* begin EXTRACTED INFORMATION *

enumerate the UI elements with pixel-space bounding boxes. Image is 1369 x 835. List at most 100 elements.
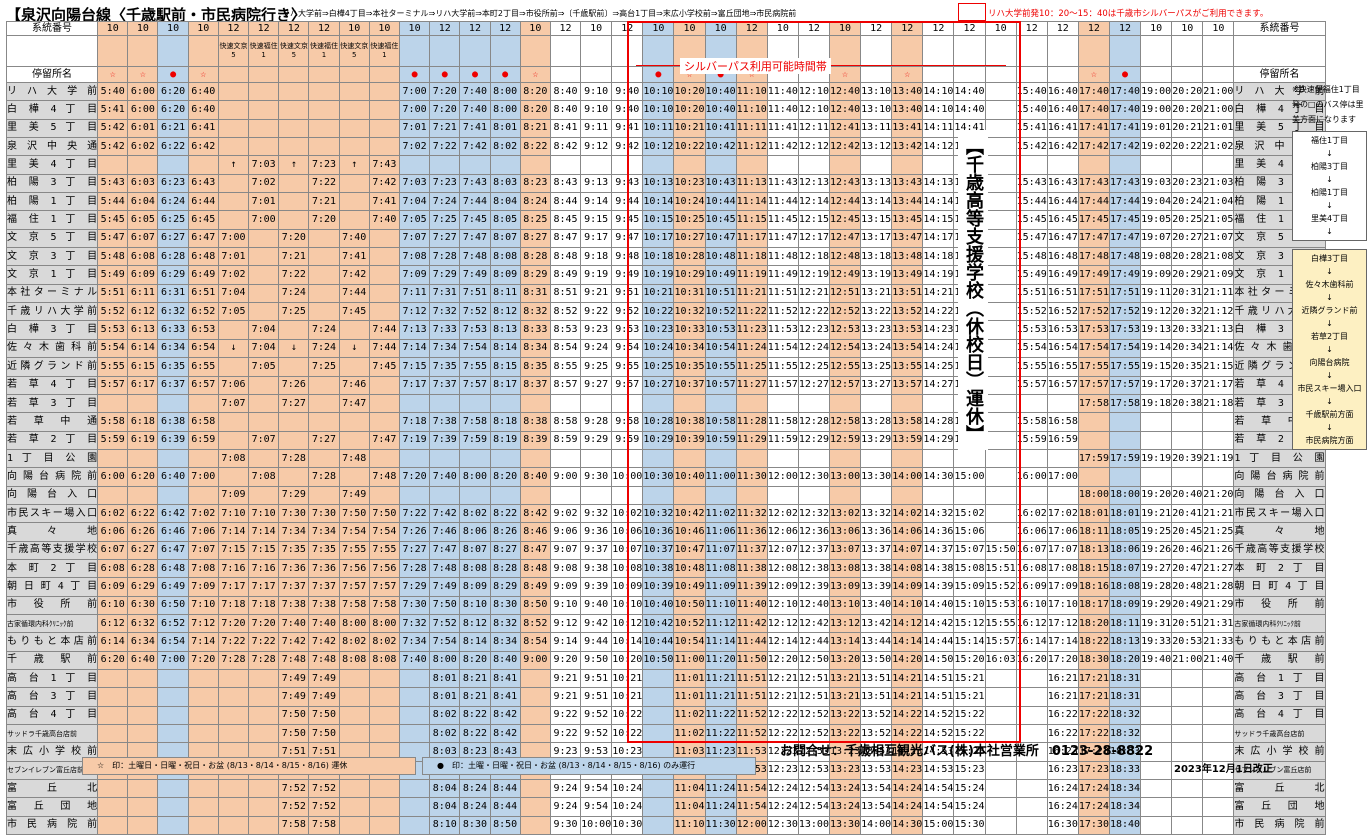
departure-time: 16:02 — [1015, 503, 1048, 524]
departure-time: 8:00 — [489, 100, 521, 120]
departure-time: 13:10 — [860, 100, 893, 120]
departure-time: 17:58 — [1108, 393, 1142, 414]
departure-time — [891, 155, 924, 175]
departure-time: 9:21 — [549, 668, 582, 689]
departure-time — [338, 430, 370, 450]
suspended-mark — [953, 66, 986, 83]
departure-time: 6:01 — [127, 118, 159, 139]
route-no-cell: 10 — [519, 21, 551, 36]
departure-time: 20:35 — [1171, 357, 1204, 377]
departure-time: 20:38 — [1171, 393, 1204, 414]
departure-time: 9:08 — [549, 558, 582, 579]
departure-time: 6:48 — [187, 247, 219, 267]
route-box-item: 市民病院方面 — [1305, 436, 1354, 445]
departure-time: 7:16 — [248, 558, 280, 579]
departure-time: 12:55 — [828, 357, 862, 377]
departure-time: 10:55 — [704, 357, 737, 377]
departure-time: 14:40 — [953, 100, 986, 120]
departure-time — [1202, 815, 1235, 835]
departure-time: 7:54 — [368, 522, 400, 542]
departure-time: 7:20 — [398, 467, 431, 487]
departure-time — [984, 192, 1017, 212]
stop-row: 本社ターミナル 5:51 6:11 6:31 6:51 7:04 7:24 7:44 7:11 7… — [5, 283, 1326, 304]
departure-time: 8:11 — [489, 283, 521, 304]
departure-time: 10:30 — [642, 467, 675, 487]
stop-row: 末 広 小 学 校 前 7:51 7:51 8:03 8:23 8:43 9:23 9:53 1… — [5, 742, 1326, 762]
departure-time: 7:08 — [187, 558, 219, 579]
departure-time: 9:54 — [580, 797, 613, 817]
departure-time: 17:21 — [1077, 687, 1110, 707]
stop-name: 近隣グランド前 — [5, 357, 99, 377]
departure-time: 16:42 — [1046, 137, 1079, 157]
departure-time: 17:48 — [1077, 247, 1110, 267]
departure-time: 13:21 — [828, 687, 862, 707]
departure-time: 10:32 — [673, 302, 706, 322]
departure-time: 17:59 — [1108, 448, 1142, 469]
departure-time: 12:17 — [797, 228, 830, 249]
departure-time: 21:33 — [1202, 632, 1235, 652]
departure-time: 16:57 — [1046, 375, 1079, 395]
departure-time: 9:13 — [580, 173, 613, 194]
departure-time: 11:55 — [766, 357, 799, 377]
departure-time: 11:53 — [735, 742, 768, 762]
departure-time: 10:06 — [611, 522, 644, 542]
departure-time: 8:01 — [429, 668, 461, 689]
departure-time: 20:22 — [1171, 137, 1204, 157]
departure-time: 9:06 — [549, 522, 582, 542]
departure-time — [308, 100, 340, 120]
express-label-cell — [953, 35, 986, 67]
departure-time: 7:34 — [308, 522, 340, 542]
departure-time — [828, 393, 862, 414]
departure-time: 10:15 — [642, 210, 675, 230]
departure-time: 9:52 — [580, 705, 613, 726]
route-box-item: 福住1丁目 — [1310, 136, 1349, 145]
departure-time: 9:36 — [580, 522, 613, 542]
stop-name: 千歳リハ大学前 — [5, 302, 99, 322]
departure-time: 16:30 — [1046, 815, 1079, 835]
departure-time: 7:46 — [338, 375, 370, 395]
departure-time — [642, 815, 675, 835]
departure-time — [549, 393, 582, 414]
departure-time: 11:22 — [704, 705, 737, 726]
departure-time: 7:00 — [398, 81, 431, 102]
stop-row: 若 草 3 丁 目 7:07 7:27 7:47 17:58 17:58 19:18 20:3… — [5, 393, 1326, 414]
departure-time: 21:02 — [1202, 137, 1235, 157]
suspended-mark: ☆ — [127, 66, 159, 83]
departure-time — [429, 393, 461, 414]
departure-time — [308, 81, 340, 102]
departure-time: 9:00 — [519, 650, 551, 671]
departure-time — [1108, 155, 1142, 175]
departure-time: 11:59 — [766, 430, 799, 450]
departure-time: 9:20 — [549, 650, 582, 671]
departure-time: 10:12 — [642, 137, 675, 157]
departure-time: 7:24 — [308, 320, 340, 340]
route-description: リハ大学前⇒白樺4丁目⇒本社ターミナル⇒リハ大学前⇒本町2丁目⇒市役所前⇒〔千歳… — [282, 9, 797, 18]
departure-time — [984, 503, 1017, 524]
departure-time — [398, 155, 431, 175]
departure-time: 13:40 — [891, 100, 924, 120]
departure-time: 7:23 — [308, 155, 340, 175]
stop-row: 近隣グランド前 5:55 6:15 6:35 6:55 7:05 7:25 7:45 7:15 7… — [5, 357, 1326, 377]
departure-time: 12:51 — [797, 687, 830, 707]
departure-time: 10:10 — [611, 595, 644, 615]
departure-time: 13:28 — [860, 412, 893, 432]
departure-time: 12:24 — [766, 797, 799, 817]
departure-time: 13:27 — [860, 375, 893, 395]
departure-time: 11:00 — [704, 467, 737, 487]
departure-time — [1171, 430, 1204, 450]
departure-time: 7:00 — [187, 467, 219, 487]
departure-time: 16:59 — [1046, 430, 1079, 450]
departure-time: 10:19 — [642, 265, 675, 285]
departure-time: 20:31 — [1171, 283, 1204, 304]
departure-time: 7:46 — [429, 522, 461, 542]
departure-time: 17:53 — [1108, 320, 1142, 340]
departure-time: 8:55 — [549, 357, 582, 377]
departure-time: 8:25 — [519, 210, 551, 230]
departure-time: 12:50 — [797, 650, 830, 671]
departure-time: 7:24 — [308, 338, 340, 359]
departure-time: 11:45 — [766, 210, 799, 230]
stop-name-right: リ ハ 大 学 前 — [1233, 81, 1326, 102]
departure-time — [398, 448, 431, 469]
departure-time: 15:24 — [953, 797, 986, 817]
timetable-grid: 系統番号 10 10 10 10 12 12 12 12 10 10 10 12 12 12 10 12 10 12… — [5, 21, 1326, 835]
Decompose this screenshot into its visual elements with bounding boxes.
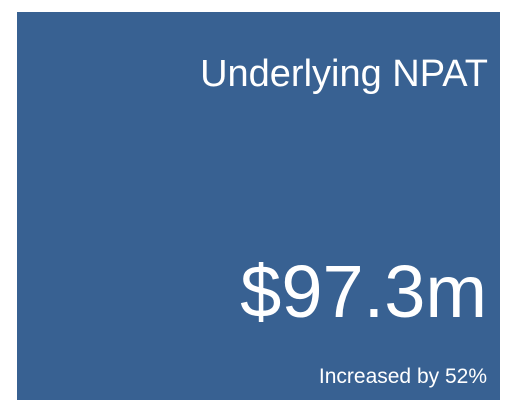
kpi-card: Underlying NPAT $97.3m Increased by 52% (17, 12, 500, 400)
card-title: Underlying NPAT (200, 53, 488, 95)
card-note: Increased by 52% (318, 365, 487, 388)
card-value: $97.3m (240, 250, 487, 333)
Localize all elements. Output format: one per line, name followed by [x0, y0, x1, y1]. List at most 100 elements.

* end EXTRACTED INFORMATION *

GIVEN PROBLEM
Write out all of the records above again, word for word, without the pictures.

FULL ANSWER
enumerate the UI elements with pixel-space bounding boxes. Image is 1369 x 835. List at most 100 elements.
departure-time: 16:02 — [1015, 503, 1048, 524]
departure-time: 8:00 — [489, 100, 521, 120]
departure-time: 13:10 — [860, 100, 893, 120]
departure-time: 17:58 — [1108, 393, 1142, 414]
departure-time — [891, 155, 924, 175]
departure-time: 9:21 — [549, 668, 582, 689]
departure-time — [338, 430, 370, 450]
suspended-mark — [953, 66, 986, 83]
departure-time: 6:01 — [127, 118, 159, 139]
route-no-cell: 10 — [519, 21, 551, 36]
departure-time: 20:35 — [1171, 357, 1204, 377]
departure-time: 20:38 — [1171, 393, 1204, 414]
departure-time: 9:08 — [549, 558, 582, 579]
departure-time: 6:48 — [187, 247, 219, 267]
route-box-item: 市民病院方面 — [1305, 436, 1354, 445]
departure-time: 7:16 — [248, 558, 280, 579]
departure-time: 12:55 — [828, 357, 862, 377]
departure-time: 10:55 — [704, 357, 737, 377]
departure-time: 14:40 — [953, 100, 986, 120]
departure-time — [1202, 815, 1235, 835]
departure-time: 7:54 — [368, 522, 400, 542]
departure-time: 7:20 — [398, 467, 431, 487]
departure-time — [984, 192, 1017, 212]
stop-row: 本社ターミナル 5:51 6:11 6:31 6:51 7:04 7:24 7:44 7:11 7… — [5, 283, 1326, 304]
departure-time: 8:11 — [489, 283, 521, 304]
departure-time: 10:30 — [642, 467, 675, 487]
stop-row: 末 広 小 学 校 前 7:51 7:51 8:03 8:23 8:43 9:23 9:53 1… — [5, 742, 1326, 762]
departure-time: 7:08 — [187, 558, 219, 579]
departure-time: 9:54 — [580, 797, 613, 817]
departure-time: 17:21 — [1077, 687, 1110, 707]
stop-name: 近隣グランド前 — [5, 357, 99, 377]
departure-time: 16:42 — [1046, 137, 1079, 157]
departure-time: 17:48 — [1077, 247, 1110, 267]
departure-time: 13:21 — [828, 687, 862, 707]
departure-time: 10:32 — [673, 302, 706, 322]
departure-time: 17:59 — [1108, 448, 1142, 469]
departure-time: 12:17 — [797, 228, 830, 249]
departure-time: 21:33 — [1202, 632, 1235, 652]
departure-time: 16:57 — [1046, 375, 1079, 395]
departure-time: 9:13 — [580, 173, 613, 194]
departure-time: 11:55 — [766, 357, 799, 377]
departure-time: 11:53 — [735, 742, 768, 762]
departure-time: 10:06 — [611, 522, 644, 542]
departure-time: 8:01 — [429, 668, 461, 689]
departure-time: 20:22 — [1171, 137, 1204, 157]
departure-time: 9:06 — [549, 522, 582, 542]
departure-time — [308, 100, 340, 120]
express-label-cell — [953, 35, 986, 67]
departure-time: 7:34 — [308, 522, 340, 542]
departure-time — [828, 393, 862, 414]
departure-time: 10:15 — [642, 210, 675, 230]
departure-time: 9:52 — [580, 705, 613, 726]
route-box-item: 福住1丁目 — [1310, 136, 1349, 145]
departure-time: 9:36 — [580, 522, 613, 542]
stop-name: 千歳リハ大学前 — [5, 302, 99, 322]
departure-time: 16:30 — [1046, 815, 1079, 835]
departure-time: 7:46 — [338, 375, 370, 395]
departure-time — [642, 815, 675, 835]
departure-time — [549, 393, 582, 414]
departure-time: 11:22 — [704, 705, 737, 726]
departure-time: 7:00 — [398, 81, 431, 102]
stop-row: 若 草 3 丁 目 7:07 7:27 7:47 17:58 17:58 19:18 20:3… — [5, 393, 1326, 414]
departure-time: 21:02 — [1202, 137, 1235, 157]
suspended-mark: ☆ — [127, 66, 159, 83]
departure-time — [429, 393, 461, 414]
departure-time — [308, 81, 340, 102]
departure-time: 9:00 — [519, 650, 551, 671]
departure-time — [1108, 155, 1142, 175]
departure-time: 11:59 — [766, 430, 799, 450]
departure-time: 9:20 — [549, 650, 582, 671]
departure-time: 10:12 — [642, 137, 675, 157]
departure-time: 7:24 — [308, 320, 340, 340]
route-description: リハ大学前⇒白樺4丁目⇒本社ターミナル⇒リハ大学前⇒本町2丁目⇒市役所前⇒〔千歳… — [282, 9, 797, 18]
departure-time — [984, 503, 1017, 524]
departure-time — [398, 155, 431, 175]
departure-time: 13:40 — [891, 100, 924, 120]
departure-time: 7:23 — [308, 155, 340, 175]
stop-row: 近隣グランド前 5:55 6:15 6:35 6:55 7:05 7:25 7:45 7:15 7… — [5, 357, 1326, 377]
departure-time: 12:51 — [797, 687, 830, 707]
departure-time: 10:10 — [611, 595, 644, 615]
departure-time: 13:28 — [860, 412, 893, 432]
departure-time: 12:24 — [766, 797, 799, 817]
departure-time: 13:27 — [860, 375, 893, 395]
departure-time: 11:00 — [704, 467, 737, 487]
departure-time — [1171, 430, 1204, 450]
departure-time: 7:00 — [187, 467, 219, 487]
departure-time: 16:59 — [1046, 430, 1079, 450]
departure-time: 10:19 — [642, 265, 675, 285]
departure-time: 20:31 — [1171, 283, 1204, 304]
departure-time: 7:46 — [429, 522, 461, 542]
departure-time: 17:53 — [1108, 320, 1142, 340]
departure-time: 8:55 — [549, 357, 582, 377]
departure-time: 8:25 — [519, 210, 551, 230]
departure-time: 12:50 — [797, 650, 830, 671]
departure-time: 7:24 — [308, 338, 340, 359]
departure-time: 11:45 — [766, 210, 799, 230]
stop-name-right: リ ハ 大 学 前 — [1233, 81, 1326, 102]
departure-time — [398, 448, 431, 469]
departure-time: 15:24 — [953, 797, 986, 817]
timetable-grid: 系統番号 10 10 10 10 12 12 12 12 10 10 10 12 12 12 10 12 10 12… — [5, 21, 1326, 835]
Decompose this screenshot into its visual elements with bounding boxes.
kpi-card: Underlying NPAT $97.3m Increased by 52% (17, 12, 500, 400)
card-title: Underlying NPAT (200, 53, 488, 95)
card-note: Increased by 52% (318, 365, 487, 388)
card-value: $97.3m (240, 250, 487, 333)
Localize all elements. Output format: one per line, name followed by [x0, y0, x1, y1]. List at most 100 elements.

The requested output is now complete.